■ REQUIREMENT A ■
From the records, pull out the stretch from the line containing "I need the location" through the line containing "row-label: Leiomyoma with" and copy those lines unchanged, leaving the pictures out.

■ EXCERPT PROVIDED ■
----

AMD: Navi Speculation, Rumours and Discussion [2019-2020]

Status
Not open for further replies.
Why can't we ? (True question, I don't get why on the diagram)
fqvK7bgMNGxQdNKNnHKZHQ-1366-80.png

Not a diagram ;)

I also missed the 2nd last bullet point.
 
abHvXEjBo5CvTr8SpwsAdR-2048-80.jpg


Looking at this, it looks pretty much the same as NAVI10 except there is more cache and more CUs. The shader engines are still the same structure. We can maybe assume RDNA2 cards to be very similar.
What else did you expect from high level block diagram?
 
What else did you expect from high level block diagram?
Maybe more shader engines or more workgroups per SE. Or they change something big like move some of the functions into or out of the WG. There were rumors that RDNA2 was a big departure from previous architectures but this pretty much confirms that theres nothing big that changed at the high level.

It makes it interesting to guess what AMD even changed to get better IPC from RDNA1 to RDNA2.
 
fqvK7bgMNGxQdNKNnHKZHQ-1366-80.png

I've been comparing this slide against RDNA 1 whitepaper and I guess if you're loose with terminology I think everything is exactly the same.

But if you're wanting to be nit picky maybe the following could be different.

Launch 7 instructions/clk per CU vs 4 instructions/clk per CU

The RDNA front-end can issue four instructions every cycle to every SIMD, which include a combination of vector, scalar, and memory pipeline. The scalar pipelines are typically used for control flow and some address calculation, while the vector pipelines provide the computational throughput for the shaders and are fed by the memory pipelines.

And the biggest difference is that in the slide above they seemed to have separated 2 Scalar and 2 control as well as the Vector Data instruction. This is not really clear is the 2 Control and the 1 Vector data are also part of RDNA 1 just not indicated. So I'm not sure if RDNA 1 issued 4 instructions per CU, and broke it down to 7 instructions per CU.

Second difference I might be seeing here is the:
32 Scalar FP32 FMAD per SIMD, 128 per Dual CU with Data sharing.
It's not really clear if the scalar units can perform a FMAD in the scalar units in the RDNA 1 whitepaper.
The scalar ALU accesses the scalar register file and performs basic 64-bit arithmetic operations.

Lastly the machine learning inference bit. Possibly also available for RDNA 1.
Some variants of the dual compute unit expose additional mixed-precision dot-product modes in the ALUs, primarily for accelerating machine learning inference. A mixed-precision FMA dot2 will compute two half-precision multiplications and then add the results to a single-precision accumulator. For even greater throughput, some ALUs will support 8-bit integer dot4 operations and 4-bit dot8 operations, all of which use 32-bit accumulators to avoid any overflows.
And I think MS took the option to do this. This is slightly different than just packing in Int8 and Int4 into vector registers listed here:
More importantly, the compute unit vector registers natively support packed data including two half-precision (16-bit) FP values, four 8-bit integers, or eight 4-bit integers
So there is support to hold them in the registers (RDNA 1), but it would appear you need to have a variant of CUs that can perform some of these other 8bit and 4bit operations listed above. I'm going to assume it can just do rapid packed math normally.

----

■ DATASET RECORDS ■

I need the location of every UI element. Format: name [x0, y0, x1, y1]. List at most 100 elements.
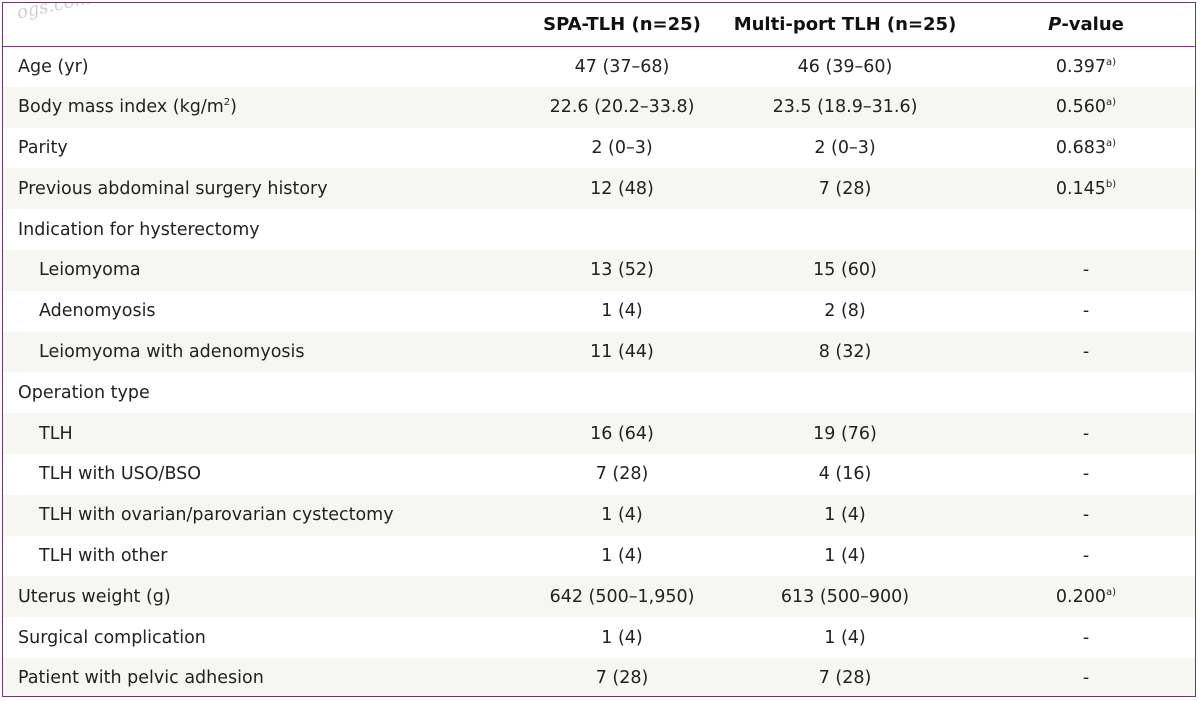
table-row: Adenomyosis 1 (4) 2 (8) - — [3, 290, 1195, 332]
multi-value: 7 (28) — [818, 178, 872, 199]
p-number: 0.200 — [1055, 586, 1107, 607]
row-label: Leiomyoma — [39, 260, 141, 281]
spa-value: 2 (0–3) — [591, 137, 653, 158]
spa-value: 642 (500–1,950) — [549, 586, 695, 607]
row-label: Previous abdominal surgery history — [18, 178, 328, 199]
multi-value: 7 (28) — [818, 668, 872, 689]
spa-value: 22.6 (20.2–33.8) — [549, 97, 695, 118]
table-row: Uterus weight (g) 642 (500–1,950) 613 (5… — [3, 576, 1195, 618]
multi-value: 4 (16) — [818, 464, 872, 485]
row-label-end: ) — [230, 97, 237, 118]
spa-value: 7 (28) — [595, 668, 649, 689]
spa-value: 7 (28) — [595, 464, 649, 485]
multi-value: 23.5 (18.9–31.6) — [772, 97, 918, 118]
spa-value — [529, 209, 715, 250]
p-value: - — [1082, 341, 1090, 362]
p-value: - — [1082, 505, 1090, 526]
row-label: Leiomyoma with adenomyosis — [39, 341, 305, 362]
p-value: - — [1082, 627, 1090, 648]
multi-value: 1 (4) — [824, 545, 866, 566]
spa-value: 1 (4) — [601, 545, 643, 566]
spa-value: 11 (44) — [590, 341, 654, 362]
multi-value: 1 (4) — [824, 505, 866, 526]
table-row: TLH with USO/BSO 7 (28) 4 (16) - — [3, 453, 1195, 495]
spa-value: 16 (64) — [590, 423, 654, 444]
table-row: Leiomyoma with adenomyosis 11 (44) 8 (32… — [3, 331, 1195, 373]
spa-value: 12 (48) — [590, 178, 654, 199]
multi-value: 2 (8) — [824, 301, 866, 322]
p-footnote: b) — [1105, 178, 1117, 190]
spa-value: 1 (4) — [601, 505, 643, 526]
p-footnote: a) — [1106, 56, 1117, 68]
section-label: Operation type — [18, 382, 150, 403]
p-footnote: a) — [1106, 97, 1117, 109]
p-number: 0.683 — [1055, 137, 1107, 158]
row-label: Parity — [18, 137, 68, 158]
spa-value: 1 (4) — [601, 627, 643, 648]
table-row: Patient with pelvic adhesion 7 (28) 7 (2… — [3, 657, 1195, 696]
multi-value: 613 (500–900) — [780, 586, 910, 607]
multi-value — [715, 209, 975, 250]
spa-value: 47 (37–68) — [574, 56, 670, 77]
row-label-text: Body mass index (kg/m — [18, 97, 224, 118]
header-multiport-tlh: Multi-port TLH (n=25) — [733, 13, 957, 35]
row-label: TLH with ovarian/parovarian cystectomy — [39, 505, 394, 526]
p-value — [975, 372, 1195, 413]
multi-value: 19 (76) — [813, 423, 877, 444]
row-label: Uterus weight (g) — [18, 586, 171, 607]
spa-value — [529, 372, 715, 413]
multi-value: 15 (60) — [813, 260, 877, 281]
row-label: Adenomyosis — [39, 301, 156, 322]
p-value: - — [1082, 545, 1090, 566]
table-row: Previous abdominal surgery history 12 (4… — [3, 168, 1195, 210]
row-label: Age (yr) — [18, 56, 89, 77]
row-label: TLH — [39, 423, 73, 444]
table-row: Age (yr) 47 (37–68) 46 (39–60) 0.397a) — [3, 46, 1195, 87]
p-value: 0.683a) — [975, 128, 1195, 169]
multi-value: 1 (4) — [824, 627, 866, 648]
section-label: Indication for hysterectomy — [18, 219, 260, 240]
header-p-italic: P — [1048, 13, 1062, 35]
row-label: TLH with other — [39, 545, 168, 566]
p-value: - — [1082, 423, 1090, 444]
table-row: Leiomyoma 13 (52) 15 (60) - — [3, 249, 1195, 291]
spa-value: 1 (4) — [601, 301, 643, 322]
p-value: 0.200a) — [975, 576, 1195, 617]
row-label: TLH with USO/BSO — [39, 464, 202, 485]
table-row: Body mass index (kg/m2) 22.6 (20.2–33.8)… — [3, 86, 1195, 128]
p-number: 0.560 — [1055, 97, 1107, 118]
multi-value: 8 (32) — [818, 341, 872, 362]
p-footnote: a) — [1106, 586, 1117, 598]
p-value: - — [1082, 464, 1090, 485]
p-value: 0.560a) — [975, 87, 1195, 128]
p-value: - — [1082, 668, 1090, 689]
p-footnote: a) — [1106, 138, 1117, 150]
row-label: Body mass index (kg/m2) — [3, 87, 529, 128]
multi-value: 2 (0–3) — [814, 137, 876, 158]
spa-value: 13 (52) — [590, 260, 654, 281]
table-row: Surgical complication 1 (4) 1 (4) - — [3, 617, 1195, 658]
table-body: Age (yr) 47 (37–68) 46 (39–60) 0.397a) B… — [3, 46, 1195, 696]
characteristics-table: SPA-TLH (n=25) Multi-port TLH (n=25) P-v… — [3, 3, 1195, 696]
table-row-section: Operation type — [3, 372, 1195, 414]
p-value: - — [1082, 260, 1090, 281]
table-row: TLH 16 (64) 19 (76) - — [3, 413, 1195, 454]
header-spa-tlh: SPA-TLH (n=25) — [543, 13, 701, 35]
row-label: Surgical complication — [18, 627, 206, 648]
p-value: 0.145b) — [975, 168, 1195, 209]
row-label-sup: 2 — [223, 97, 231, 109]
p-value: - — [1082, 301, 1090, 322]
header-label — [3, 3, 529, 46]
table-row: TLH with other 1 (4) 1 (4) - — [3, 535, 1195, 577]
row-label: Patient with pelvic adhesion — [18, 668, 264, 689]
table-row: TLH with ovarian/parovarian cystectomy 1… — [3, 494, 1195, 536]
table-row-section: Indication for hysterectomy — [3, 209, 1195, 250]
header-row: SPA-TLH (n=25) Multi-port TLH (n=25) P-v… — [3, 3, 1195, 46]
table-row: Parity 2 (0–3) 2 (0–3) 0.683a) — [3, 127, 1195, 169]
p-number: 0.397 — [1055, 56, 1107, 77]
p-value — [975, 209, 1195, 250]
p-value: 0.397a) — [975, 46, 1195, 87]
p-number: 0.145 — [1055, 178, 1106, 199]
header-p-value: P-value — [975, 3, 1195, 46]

----

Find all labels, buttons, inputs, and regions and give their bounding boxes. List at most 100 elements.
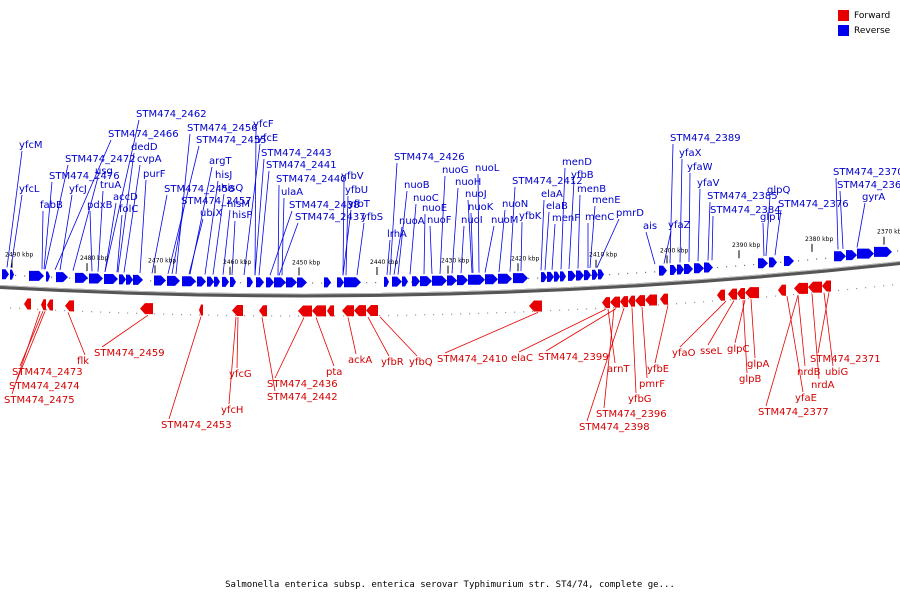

----

■ REQUIREMENT B ■
Rewrite the stretch of the Navi discussion thread from "Why can't we" through "be very similar.", putting "memory" in place of "cache".

■ EXPECTED ANSWER A ■
I need the location of every UI element. Format: name [x0, y0, x1, y1]. List at most 100 elements.
table-row: Adenomyosis 1 (4) 2 (8) - — [3, 290, 1195, 332]
multi-value: 7 (28) — [818, 178, 872, 199]
p-number: 0.200 — [1055, 586, 1107, 607]
row-label: Leiomyoma — [39, 260, 141, 281]
spa-value: 2 (0–3) — [591, 137, 653, 158]
spa-value: 642 (500–1,950) — [549, 586, 695, 607]
row-label: Previous abdominal surgery history — [18, 178, 328, 199]
multi-value: 7 (28) — [818, 668, 872, 689]
spa-value: 22.6 (20.2–33.8) — [549, 97, 695, 118]
table-row: Uterus weight (g) 642 (500–1,950) 613 (5… — [3, 576, 1195, 618]
multi-value: 4 (16) — [818, 464, 872, 485]
row-label-end: ) — [230, 97, 237, 118]
spa-value: 7 (28) — [595, 668, 649, 689]
spa-value: 7 (28) — [595, 464, 649, 485]
multi-value: 23.5 (18.9–31.6) — [772, 97, 918, 118]
spa-value — [529, 209, 715, 250]
p-value: - — [1082, 341, 1090, 362]
p-value: - — [1082, 505, 1090, 526]
row-label: Leiomyoma with adenomyosis — [39, 341, 305, 362]

■ EXPECTED ANSWER B ■
Why can't we ? (True question, I don't get why on the diagram)
fqvK7bgMNGxQdNKNnHKZHQ-1366-80.png

Not a diagram ;)

I also missed the 2nd last bullet point.
 
abHvXEjBo5CvTr8SpwsAdR-2048-80.jpg


Looking at this, it looks pretty much the same as NAVI10 except there is more memory and more CUs. The shader engines are still the same structure. We can maybe assume RDNA2 cards to be very similar.